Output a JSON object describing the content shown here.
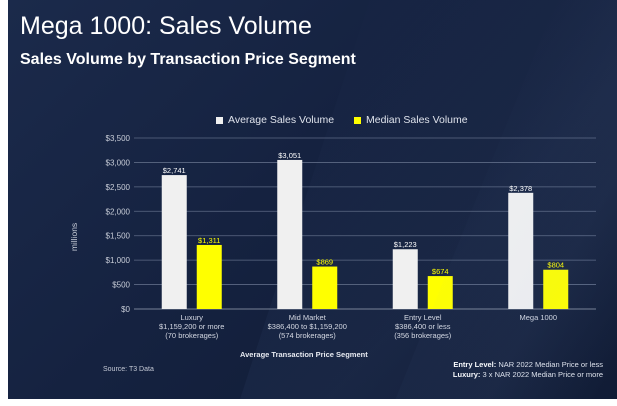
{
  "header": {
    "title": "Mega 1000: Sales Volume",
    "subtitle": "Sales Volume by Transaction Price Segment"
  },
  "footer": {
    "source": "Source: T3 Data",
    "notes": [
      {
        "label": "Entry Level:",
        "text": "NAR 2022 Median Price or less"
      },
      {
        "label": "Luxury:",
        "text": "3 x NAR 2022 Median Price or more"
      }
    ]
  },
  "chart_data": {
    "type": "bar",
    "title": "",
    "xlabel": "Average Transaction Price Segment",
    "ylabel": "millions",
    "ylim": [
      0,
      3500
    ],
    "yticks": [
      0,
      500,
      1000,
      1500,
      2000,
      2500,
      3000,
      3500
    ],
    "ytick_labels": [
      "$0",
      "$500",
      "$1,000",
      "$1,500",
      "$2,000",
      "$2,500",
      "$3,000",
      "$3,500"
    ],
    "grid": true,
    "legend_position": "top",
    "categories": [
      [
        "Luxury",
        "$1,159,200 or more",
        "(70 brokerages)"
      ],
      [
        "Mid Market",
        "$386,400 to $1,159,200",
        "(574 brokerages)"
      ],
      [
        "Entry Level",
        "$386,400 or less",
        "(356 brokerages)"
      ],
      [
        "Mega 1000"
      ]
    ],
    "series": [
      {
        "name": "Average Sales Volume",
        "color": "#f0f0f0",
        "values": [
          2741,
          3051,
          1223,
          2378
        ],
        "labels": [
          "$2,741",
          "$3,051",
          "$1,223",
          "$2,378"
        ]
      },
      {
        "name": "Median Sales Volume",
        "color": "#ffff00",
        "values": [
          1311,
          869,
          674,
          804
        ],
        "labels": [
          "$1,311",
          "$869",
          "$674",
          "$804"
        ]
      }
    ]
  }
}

——————

> JOB: The records above must be printed exactly; the pictures stay out.

> FINAL ANSWER:
Output a JSON object describing the content shown here.
{
  "header": {
    "title": "Mega 1000: Sales Volume",
    "subtitle": "Sales Volume by Transaction Price Segment"
  },
  "footer": {
    "source": "Source: T3 Data",
    "notes": [
      {
        "label": "Entry Level:",
        "text": "NAR 2022 Median Price or less"
      },
      {
        "label": "Luxury:",
        "text": "3 x NAR 2022 Median Price or more"
      }
    ]
  },
  "chart_data": {
    "type": "bar",
    "title": "",
    "xlabel": "Average Transaction Price Segment",
    "ylabel": "millions",
    "ylim": [
      0,
      3500
    ],
    "yticks": [
      0,
      500,
      1000,
      1500,
      2000,
      2500,
      3000,
      3500
    ],
    "ytick_labels": [
      "$0",
      "$500",
      "$1,000",
      "$1,500",
      "$2,000",
      "$2,500",
      "$3,000",
      "$3,500"
    ],
    "grid": true,
    "legend_position": "top",
    "categories": [
      [
        "Luxury",
        "$1,159,200 or more",
        "(70 brokerages)"
      ],
      [
        "Mid Market",
        "$386,400 to $1,159,200",
        "(574 brokerages)"
      ],
      [
        "Entry Level",
        "$386,400 or less",
        "(356 brokerages)"
      ],
      [
        "Mega 1000"
      ]
    ],
    "series": [
      {
        "name": "Average Sales Volume",
        "color": "#f0f0f0",
        "values": [
          2741,
          3051,
          1223,
          2378
        ],
        "labels": [
          "$2,741",
          "$3,051",
          "$1,223",
          "$2,378"
        ]
      },
      {
        "name": "Median Sales Volume",
        "color": "#ffff00",
        "values": [
          1311,
          869,
          674,
          804
        ],
        "labels": [
          "$1,311",
          "$869",
          "$674",
          "$804"
        ]
      }
    ]
  }
}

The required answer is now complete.